Aufgabe. Welches Privileg im Access Token berechtigt Administratoren laut dem Textauszug über Zugriffsrechte unter Windows, den Besitzer beliebiger Objekte zu ändern?

Vorliegender Textauszug.
Das soeben geschilderte Sicherheitsmodell nennt sich auch Discretionary Access Control (DAC). Es heißt so, weil es im Ermessen (engl. discretion) des Besitzers eines Objekts liegt, Zugriffsrechte zu vergeben. Der Besitzer nimmt also eine Sonderrolle ein: Er darf jederzeit die DACL seiner Objekte verändern. Wenn die DACL eines seiner Objekte ihm den Zugriff verwehrt, kann er sich diesen in zwei Schritten verschaffen: Erst ändert er die DACL so, dass sie ihm Rechte einräumt, dann öffnet er das Objekt.

Administratoren müssen nötigenfalls einen Dreisprung machen: Sie führen das Privileg SeTakeOwnership in ihrem Access Token, das sie berechtigt, den Besitzer beliebiger Objekte zu ändern. Wenn also ein Administrator auf ein störrisches Objekt zugreifen will, muss er zunächst von ihm Besitz ergreifen, sich dann in der DACL ein Zugriffsrecht einräumen und kann es schließlich öffnen.

Durch diese Eigenschaften eignet sich die Discretionary Access Control nicht gut, um zur Vorbeugung gegen Sicherheitslücken gezielt die Rechte eines Prozesses wie des Internet Explorer einzuschränken. Natürlich könnte man dem IE eine spezielle SID in sein Access Token schreiben und minutiös DACLs setzen, die dieser SID allerlei verbieten. Doch solange der Prozess unter der User-ID des angemeldeten Benutzers läuft, lässt sich der Zugriff auf Objekte dieses Benutzers nicht verhindern.

Das mag einer der Gründe sein, warum sich Microsoft entschieden hat, in Vista einen zusätzlichen Sicherheitsmechanismus zu implementieren, der Vorrang vor der DAC hat, also Zugriffe auch dann verhindert, wenn sie die DAC erlauben würde. Dazu bekommt jeder Prozess in seinem Access Token einen sogenannten Integrity Level verpasst, der ausdrücken soll, wie vertrauenswürdig er ist. In Vista gibt es die vier Stufen Low, Medium, High und System: Auf der Stufe Medium laufen Programme mit normalen Benutzerrechten, High ist für administrative Tätigkeiten gedacht und die noch höhere Stufe System einigen Betriebssystemdiensten vorbehalten. Ganz unten, auf der Stufe Low, rangiert der Internet Explorer.

Gespeicherte Dateneinträge.
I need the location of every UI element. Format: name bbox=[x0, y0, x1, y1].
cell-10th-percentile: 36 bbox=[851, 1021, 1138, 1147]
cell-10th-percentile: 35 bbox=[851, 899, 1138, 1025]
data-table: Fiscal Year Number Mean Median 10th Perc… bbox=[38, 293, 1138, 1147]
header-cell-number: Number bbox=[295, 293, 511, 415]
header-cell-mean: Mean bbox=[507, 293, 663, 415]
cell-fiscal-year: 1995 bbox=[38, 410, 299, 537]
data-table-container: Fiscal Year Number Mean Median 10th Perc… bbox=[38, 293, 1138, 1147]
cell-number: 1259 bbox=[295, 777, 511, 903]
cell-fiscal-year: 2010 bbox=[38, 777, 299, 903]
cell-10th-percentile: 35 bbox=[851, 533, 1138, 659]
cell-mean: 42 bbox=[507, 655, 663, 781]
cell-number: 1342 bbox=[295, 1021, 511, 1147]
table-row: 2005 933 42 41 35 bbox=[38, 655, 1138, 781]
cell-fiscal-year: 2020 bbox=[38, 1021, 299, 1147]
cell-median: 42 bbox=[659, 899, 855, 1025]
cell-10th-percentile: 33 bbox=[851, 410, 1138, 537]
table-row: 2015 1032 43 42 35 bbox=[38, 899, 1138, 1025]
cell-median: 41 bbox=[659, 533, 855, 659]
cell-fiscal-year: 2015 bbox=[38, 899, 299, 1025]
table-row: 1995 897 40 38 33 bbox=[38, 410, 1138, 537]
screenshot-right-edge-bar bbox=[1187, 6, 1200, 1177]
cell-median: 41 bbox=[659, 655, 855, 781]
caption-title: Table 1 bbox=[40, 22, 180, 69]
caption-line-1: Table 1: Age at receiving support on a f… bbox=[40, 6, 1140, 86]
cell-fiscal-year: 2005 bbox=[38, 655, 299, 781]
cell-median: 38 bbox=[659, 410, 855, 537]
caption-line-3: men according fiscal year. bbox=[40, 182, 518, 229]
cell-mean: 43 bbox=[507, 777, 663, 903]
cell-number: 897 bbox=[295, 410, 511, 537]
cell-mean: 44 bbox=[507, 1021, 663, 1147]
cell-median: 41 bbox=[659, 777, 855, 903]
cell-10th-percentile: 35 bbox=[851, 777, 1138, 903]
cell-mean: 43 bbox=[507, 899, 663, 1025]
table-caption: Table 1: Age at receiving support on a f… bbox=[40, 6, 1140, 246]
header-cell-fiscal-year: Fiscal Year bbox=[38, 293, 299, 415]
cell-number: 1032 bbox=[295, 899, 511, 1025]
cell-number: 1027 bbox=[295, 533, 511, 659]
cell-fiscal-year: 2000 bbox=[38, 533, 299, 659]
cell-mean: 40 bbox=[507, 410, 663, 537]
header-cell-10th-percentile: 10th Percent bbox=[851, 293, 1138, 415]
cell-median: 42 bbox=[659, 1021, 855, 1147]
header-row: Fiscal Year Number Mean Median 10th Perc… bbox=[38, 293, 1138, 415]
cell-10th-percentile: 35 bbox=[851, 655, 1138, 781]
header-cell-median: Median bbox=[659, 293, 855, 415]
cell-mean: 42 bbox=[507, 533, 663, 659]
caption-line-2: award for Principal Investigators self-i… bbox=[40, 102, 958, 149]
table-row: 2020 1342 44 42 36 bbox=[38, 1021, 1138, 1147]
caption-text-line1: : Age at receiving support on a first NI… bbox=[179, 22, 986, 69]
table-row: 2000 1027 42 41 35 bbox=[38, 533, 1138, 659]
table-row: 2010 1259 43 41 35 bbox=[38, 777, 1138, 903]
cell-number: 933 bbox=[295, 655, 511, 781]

Lösung. Das Privileg SeTakeOwnership.